_Collection entries_
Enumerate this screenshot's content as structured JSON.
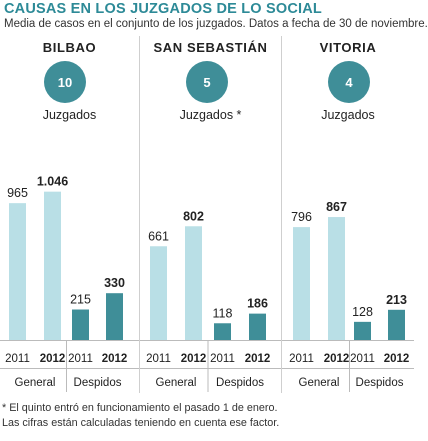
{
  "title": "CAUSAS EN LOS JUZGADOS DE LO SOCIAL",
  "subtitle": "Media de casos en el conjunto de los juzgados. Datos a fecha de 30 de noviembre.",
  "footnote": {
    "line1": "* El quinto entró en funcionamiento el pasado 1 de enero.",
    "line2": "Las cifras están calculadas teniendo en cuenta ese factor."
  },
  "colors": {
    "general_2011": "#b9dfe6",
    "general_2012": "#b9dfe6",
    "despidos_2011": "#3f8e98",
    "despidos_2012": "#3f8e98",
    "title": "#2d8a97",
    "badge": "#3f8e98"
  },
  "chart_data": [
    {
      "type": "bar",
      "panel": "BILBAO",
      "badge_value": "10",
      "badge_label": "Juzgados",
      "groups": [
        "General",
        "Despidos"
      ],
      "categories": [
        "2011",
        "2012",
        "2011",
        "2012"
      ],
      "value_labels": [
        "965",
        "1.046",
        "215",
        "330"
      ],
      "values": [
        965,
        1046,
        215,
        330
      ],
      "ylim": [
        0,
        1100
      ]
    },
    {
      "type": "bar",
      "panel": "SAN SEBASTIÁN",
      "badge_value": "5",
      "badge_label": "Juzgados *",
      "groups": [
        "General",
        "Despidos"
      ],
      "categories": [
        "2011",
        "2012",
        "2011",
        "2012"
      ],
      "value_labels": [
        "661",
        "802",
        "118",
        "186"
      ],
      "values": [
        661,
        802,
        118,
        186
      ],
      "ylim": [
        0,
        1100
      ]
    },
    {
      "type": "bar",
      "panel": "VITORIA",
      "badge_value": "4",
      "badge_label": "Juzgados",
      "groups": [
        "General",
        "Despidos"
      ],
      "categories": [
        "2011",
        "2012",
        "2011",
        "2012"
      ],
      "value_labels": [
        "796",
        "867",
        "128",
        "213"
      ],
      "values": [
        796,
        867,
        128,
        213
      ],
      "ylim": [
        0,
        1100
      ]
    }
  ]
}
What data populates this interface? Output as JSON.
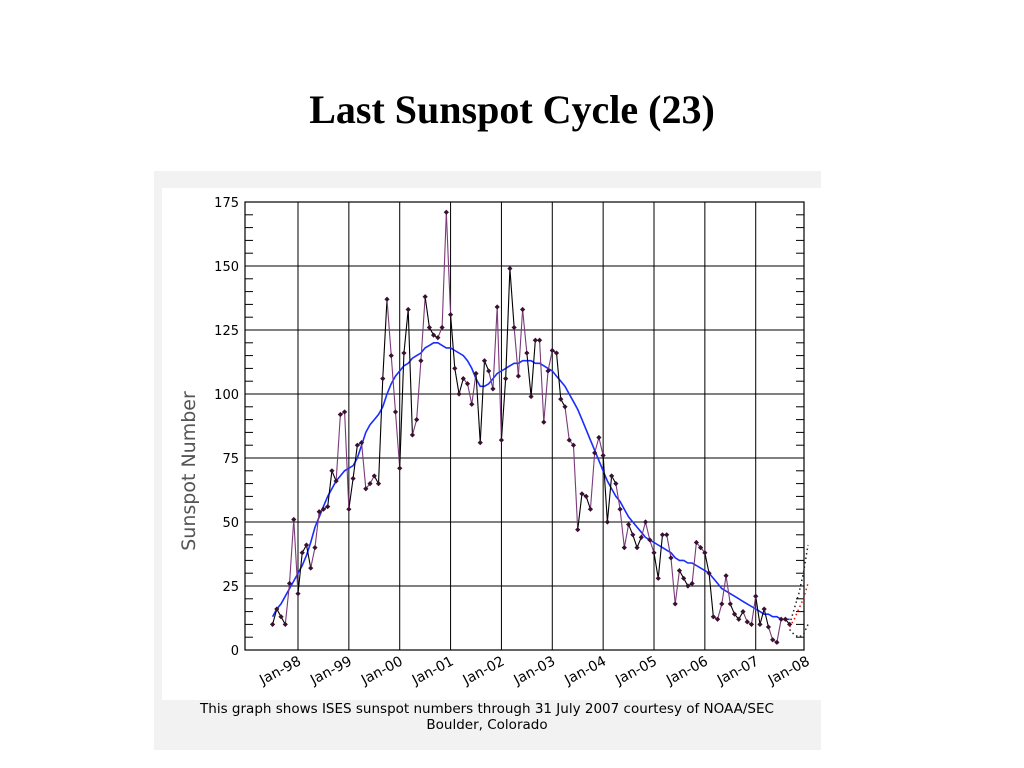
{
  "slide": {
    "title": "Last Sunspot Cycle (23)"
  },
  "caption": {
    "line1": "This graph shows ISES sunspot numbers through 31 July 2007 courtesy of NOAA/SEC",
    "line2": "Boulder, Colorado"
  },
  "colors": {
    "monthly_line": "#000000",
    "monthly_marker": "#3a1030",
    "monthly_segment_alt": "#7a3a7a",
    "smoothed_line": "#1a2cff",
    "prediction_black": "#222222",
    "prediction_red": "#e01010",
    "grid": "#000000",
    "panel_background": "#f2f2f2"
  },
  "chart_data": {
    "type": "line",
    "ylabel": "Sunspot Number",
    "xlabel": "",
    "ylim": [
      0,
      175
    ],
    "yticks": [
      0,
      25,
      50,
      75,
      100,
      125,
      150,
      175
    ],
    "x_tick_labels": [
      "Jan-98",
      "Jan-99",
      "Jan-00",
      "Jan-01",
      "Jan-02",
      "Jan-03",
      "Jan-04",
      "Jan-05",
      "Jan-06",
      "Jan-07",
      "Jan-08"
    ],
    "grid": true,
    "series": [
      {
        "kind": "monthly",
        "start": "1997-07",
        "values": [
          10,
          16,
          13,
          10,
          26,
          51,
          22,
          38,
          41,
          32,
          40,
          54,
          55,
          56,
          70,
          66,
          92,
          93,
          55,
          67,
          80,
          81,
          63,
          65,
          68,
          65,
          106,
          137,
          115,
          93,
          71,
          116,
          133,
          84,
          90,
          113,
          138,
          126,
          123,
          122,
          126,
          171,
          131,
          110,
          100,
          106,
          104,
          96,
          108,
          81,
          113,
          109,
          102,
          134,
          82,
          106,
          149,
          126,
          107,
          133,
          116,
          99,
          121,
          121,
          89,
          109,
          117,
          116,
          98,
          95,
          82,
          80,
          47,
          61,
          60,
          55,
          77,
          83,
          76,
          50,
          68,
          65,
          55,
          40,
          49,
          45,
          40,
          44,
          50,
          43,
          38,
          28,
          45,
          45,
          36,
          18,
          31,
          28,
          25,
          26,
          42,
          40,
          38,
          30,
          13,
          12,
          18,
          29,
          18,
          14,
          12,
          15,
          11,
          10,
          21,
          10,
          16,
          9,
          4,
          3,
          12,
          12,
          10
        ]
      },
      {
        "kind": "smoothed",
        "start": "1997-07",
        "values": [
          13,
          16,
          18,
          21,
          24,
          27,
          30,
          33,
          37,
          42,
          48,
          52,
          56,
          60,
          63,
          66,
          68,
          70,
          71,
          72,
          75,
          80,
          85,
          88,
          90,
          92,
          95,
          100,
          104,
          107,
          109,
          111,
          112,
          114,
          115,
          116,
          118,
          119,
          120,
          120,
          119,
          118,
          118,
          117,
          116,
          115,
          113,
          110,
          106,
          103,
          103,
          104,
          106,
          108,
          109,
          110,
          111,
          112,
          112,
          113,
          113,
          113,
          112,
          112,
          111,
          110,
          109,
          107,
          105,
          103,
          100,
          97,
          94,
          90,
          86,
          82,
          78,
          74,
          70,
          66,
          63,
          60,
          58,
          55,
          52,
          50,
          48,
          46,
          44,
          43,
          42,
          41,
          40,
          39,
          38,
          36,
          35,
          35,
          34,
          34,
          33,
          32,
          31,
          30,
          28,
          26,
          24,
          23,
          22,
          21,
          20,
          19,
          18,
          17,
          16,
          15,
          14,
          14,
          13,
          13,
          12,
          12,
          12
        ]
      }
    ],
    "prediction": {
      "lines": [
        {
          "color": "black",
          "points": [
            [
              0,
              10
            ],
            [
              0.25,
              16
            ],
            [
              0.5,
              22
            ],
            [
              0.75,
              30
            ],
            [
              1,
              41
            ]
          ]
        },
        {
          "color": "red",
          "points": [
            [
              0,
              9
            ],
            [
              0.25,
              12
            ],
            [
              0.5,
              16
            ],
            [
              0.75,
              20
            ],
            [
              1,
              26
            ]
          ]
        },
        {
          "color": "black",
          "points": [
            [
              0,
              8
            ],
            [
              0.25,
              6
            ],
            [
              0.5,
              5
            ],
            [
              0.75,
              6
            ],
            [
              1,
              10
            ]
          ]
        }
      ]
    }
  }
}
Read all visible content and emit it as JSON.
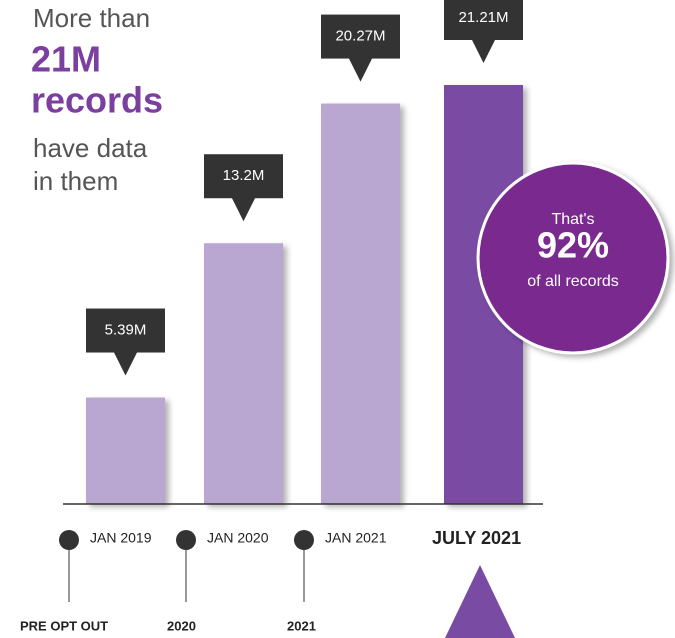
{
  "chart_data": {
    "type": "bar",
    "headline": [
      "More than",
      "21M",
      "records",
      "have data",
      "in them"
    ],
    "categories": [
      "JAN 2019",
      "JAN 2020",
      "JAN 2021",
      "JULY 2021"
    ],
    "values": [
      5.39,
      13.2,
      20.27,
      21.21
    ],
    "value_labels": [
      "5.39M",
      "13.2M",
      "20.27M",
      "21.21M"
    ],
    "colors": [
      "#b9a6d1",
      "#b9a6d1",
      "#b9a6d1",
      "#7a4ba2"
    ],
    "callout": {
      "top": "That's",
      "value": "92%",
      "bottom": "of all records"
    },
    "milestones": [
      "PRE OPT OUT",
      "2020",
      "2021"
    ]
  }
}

_Request_
Keep the pictures out of your copy, and repeat every entry above exactly.

_Completed task_
Enumerate this screenshot's content as structured JSON.
{
  "title": "CAUSAS EN LOS JUZGADOS DE LO SOCIAL",
  "subtitle": "Media de casos en el conjunto de los juzgados. Datos a fecha de 30 de noviembre.",
  "footnote": {
    "line1": "* El quinto entró en funcionamiento el pasado 1 de enero.",
    "line2": "Las cifras están calculadas teniendo en cuenta ese factor."
  },
  "colors": {
    "general_2011": "#b9dfe6",
    "general_2012": "#b9dfe6",
    "despidos_2011": "#3f8e98",
    "despidos_2012": "#3f8e98",
    "title": "#2d8a97",
    "badge": "#3f8e98"
  },
  "chart_data": [
    {
      "type": "bar",
      "panel": "BILBAO",
      "badge_value": "10",
      "badge_label": "Juzgados",
      "groups": [
        "General",
        "Despidos"
      ],
      "categories": [
        "2011",
        "2012",
        "2011",
        "2012"
      ],
      "value_labels": [
        "965",
        "1.046",
        "215",
        "330"
      ],
      "values": [
        965,
        1046,
        215,
        330
      ],
      "ylim": [
        0,
        1100
      ]
    },
    {
      "type": "bar",
      "panel": "SAN SEBASTIÁN",
      "badge_value": "5",
      "badge_label": "Juzgados *",
      "groups": [
        "General",
        "Despidos"
      ],
      "categories": [
        "2011",
        "2012",
        "2011",
        "2012"
      ],
      "value_labels": [
        "661",
        "802",
        "118",
        "186"
      ],
      "values": [
        661,
        802,
        118,
        186
      ],
      "ylim": [
        0,
        1100
      ]
    },
    {
      "type": "bar",
      "panel": "VITORIA",
      "badge_value": "4",
      "badge_label": "Juzgados",
      "groups": [
        "General",
        "Despidos"
      ],
      "categories": [
        "2011",
        "2012",
        "2011",
        "2012"
      ],
      "value_labels": [
        "796",
        "867",
        "128",
        "213"
      ],
      "values": [
        796,
        867,
        128,
        213
      ],
      "ylim": [
        0,
        1100
      ]
    }
  ]
}
What data populates this interface? Output as JSON.
{
  "slide": {
    "title": "Last Sunspot Cycle (23)"
  },
  "caption": {
    "line1": "This graph shows ISES sunspot numbers through 31 July 2007 courtesy of NOAA/SEC",
    "line2": "Boulder, Colorado"
  },
  "colors": {
    "monthly_line": "#000000",
    "monthly_marker": "#3a1030",
    "monthly_segment_alt": "#7a3a7a",
    "smoothed_line": "#1a2cff",
    "prediction_black": "#222222",
    "prediction_red": "#e01010",
    "grid": "#000000",
    "panel_background": "#f2f2f2"
  },
  "chart_data": {
    "type": "line",
    "ylabel": "Sunspot Number",
    "xlabel": "",
    "ylim": [
      0,
      175
    ],
    "yticks": [
      0,
      25,
      50,
      75,
      100,
      125,
      150,
      175
    ],
    "x_tick_labels": [
      "Jan-98",
      "Jan-99",
      "Jan-00",
      "Jan-01",
      "Jan-02",
      "Jan-03",
      "Jan-04",
      "Jan-05",
      "Jan-06",
      "Jan-07",
      "Jan-08"
    ],
    "grid": true,
    "series": [
      {
        "kind": "monthly",
        "start": "1997-07",
        "values": [
          10,
          16,
          13,
          10,
          26,
          51,
          22,
          38,
          41,
          32,
          40,
          54,
          55,
          56,
          70,
          66,
          92,
          93,
          55,
          67,
          80,
          81,
          63,
          65,
          68,
          65,
          106,
          137,
          115,
          93,
          71,
          116,
          133,
          84,
          90,
          113,
          138,
          126,
          123,
          122,
          126,
          171,
          131,
          110,
          100,
          106,
          104,
          96,
          108,
          81,
          113,
          109,
          102,
          134,
          82,
          106,
          149,
          126,
          107,
          133,
          116,
          99,
          121,
          121,
          89,
          109,
          117,
          116,
          98,
          95,
          82,
          80,
          47,
          61,
          60,
          55,
          77,
          83,
          76,
          50,
          68,
          65,
          55,
          40,
          49,
          45,
          40,
          44,
          50,
          43,
          38,
          28,
          45,
          45,
          36,
          18,
          31,
          28,
          25,
          26,
          42,
          40,
          38,
          30,
          13,
          12,
          18,
          29,
          18,
          14,
          12,
          15,
          11,
          10,
          21,
          10,
          16,
          9,
          4,
          3,
          12,
          12,
          10
        ]
      },
      {
        "kind": "smoothed",
        "start": "1997-07",
        "values": [
          13,
          16,
          18,
          21,
          24,
          27,
          30,
          33,
          37,
          42,
          48,
          52,
          56,
          60,
          63,
          66,
          68,
          70,
          71,
          72,
          75,
          80,
          85,
          88,
          90,
          92,
          95,
          100,
          104,
          107,
          109,
          111,
          112,
          114,
          115,
          116,
          118,
          119,
          120,
          120,
          119,
          118,
          118,
          117,
          116,
          115,
          113,
          110,
          106,
          103,
          103,
          104,
          106,
          108,
          109,
          110,
          111,
          112,
          112,
          113,
          113,
          113,
          112,
          112,
          111,
          110,
          109,
          107,
          105,
          103,
          100,
          97,
          94,
          90,
          86,
          82,
          78,
          74,
          70,
          66,
          63,
          60,
          58,
          55,
          52,
          50,
          48,
          46,
          44,
          43,
          42,
          41,
          40,
          39,
          38,
          36,
          35,
          35,
          34,
          34,
          33,
          32,
          31,
          30,
          28,
          26,
          24,
          23,
          22,
          21,
          20,
          19,
          18,
          17,
          16,
          15,
          14,
          14,
          13,
          13,
          12,
          12,
          12
        ]
      }
    ],
    "prediction": {
      "lines": [
        {
          "color": "black",
          "points": [
            [
              0,
              10
            ],
            [
              0.25,
              16
            ],
            [
              0.5,
              22
            ],
            [
              0.75,
              30
            ],
            [
              1,
              41
            ]
          ]
        },
        {
          "color": "red",
          "points": [
            [
              0,
              9
            ],
            [
              0.25,
              12
            ],
            [
              0.5,
              16
            ],
            [
              0.75,
              20
            ],
            [
              1,
              26
            ]
          ]
        },
        {
          "color": "black",
          "points": [
            [
              0,
              8
            ],
            [
              0.25,
              6
            ],
            [
              0.5,
              5
            ],
            [
              0.75,
              6
            ],
            [
              1,
              10
            ]
          ]
        }
      ]
    }
  }
}
Read all visible content and emit it as JSON.
{
  "chart_data": {
    "type": "bar",
    "headline": [
      "More than",
      "21M",
      "records",
      "have data",
      "in them"
    ],
    "categories": [
      "JAN 2019",
      "JAN 2020",
      "JAN 2021",
      "JULY 2021"
    ],
    "values": [
      5.39,
      13.2,
      20.27,
      21.21
    ],
    "value_labels": [
      "5.39M",
      "13.2M",
      "20.27M",
      "21.21M"
    ],
    "colors": [
      "#b9a6d1",
      "#b9a6d1",
      "#b9a6d1",
      "#7a4ba2"
    ],
    "callout": {
      "top": "That's",
      "value": "92%",
      "bottom": "of all records"
    },
    "milestones": [
      "PRE OPT OUT",
      "2020",
      "2021"
    ]
  }
}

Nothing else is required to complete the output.